** TEXTO DE LECTURA **
*****

Economía, confianza, instituciones
"There is no virtue like necessity". Estas palabras del clásico inglés cuadran bien con la historia de las ciencias sociales, y en particular la de la economía, pues con frecuencia ha sido en periodos de convulsión o crisis abierta cuando esas disciplinas han sabido incorporar o asentar en mayor medida nuevas nociones y razonamientos acerca de los fenómenos económicos y sociales. Hay algunas señales de que algo así puede estar ocurriendo en los últimos años: las múltiples turbulencias económicas y financieras que vienen sacudiendo a distintas regiones del mundo han introducido dudas acerca de algunos aspectos del sistema de ideas predominante entre los economistas, sobre todo en lo que respecta a las teorías del crecimiento y el desarrollo.Al margen del valor -elevado en muchos casos- que en sí mismos posen las depuradas teorías sobre las que ese sistema se ha venido construyendo, es verdad que en sus terminales más próximas a la realidad se ha impuesto una visión extremadamente reduccionista que lo fía todo, en lo tocante al bienestar y riqueza de las naciones, a la maravilla del mercado, y que urge a aplicar por doquier el consabido recetario de políticas de liberalización y estabilidad macroeconómica a ultranza, así sea su destinataria la economía de Noruega o la de Nepal. La obsesión por identificar la calidad de las políticas públicas -revelada por su capacidad para concitar una amplia confianza en los mercados internos y externos- con los objetivos de eficiencia y equilibrio macroeconómico ha alejado en exceso los focos de otro tipo de factores, sobre todo los relativos a los entornos sociales, políticos y culturales que en los distintos países y áreas delimitan la actividad de los agentes económicos.

*****

** QUÉ SE PIDE **
En el texto sobre economía, confianza e instituciones, ¿sobre qué teorías, en particular, han sembrado dudas las recientes turbulencias económicas y financieras?

** EXTRACTO DE DATOS **
*****

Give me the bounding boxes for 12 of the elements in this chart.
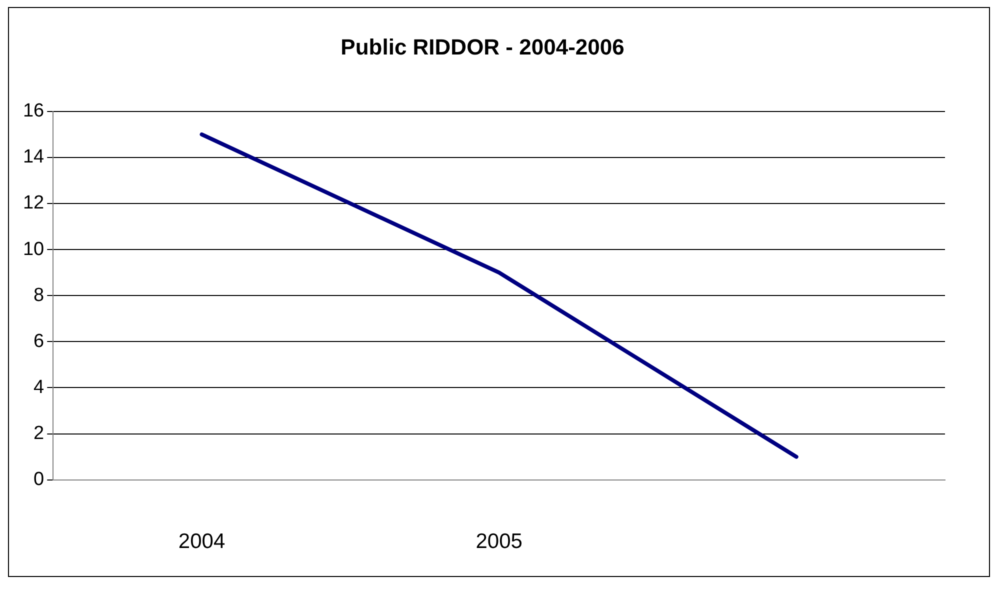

*****

** RESULTADO **
Sobre las teorías del crecimiento y el desarrollo.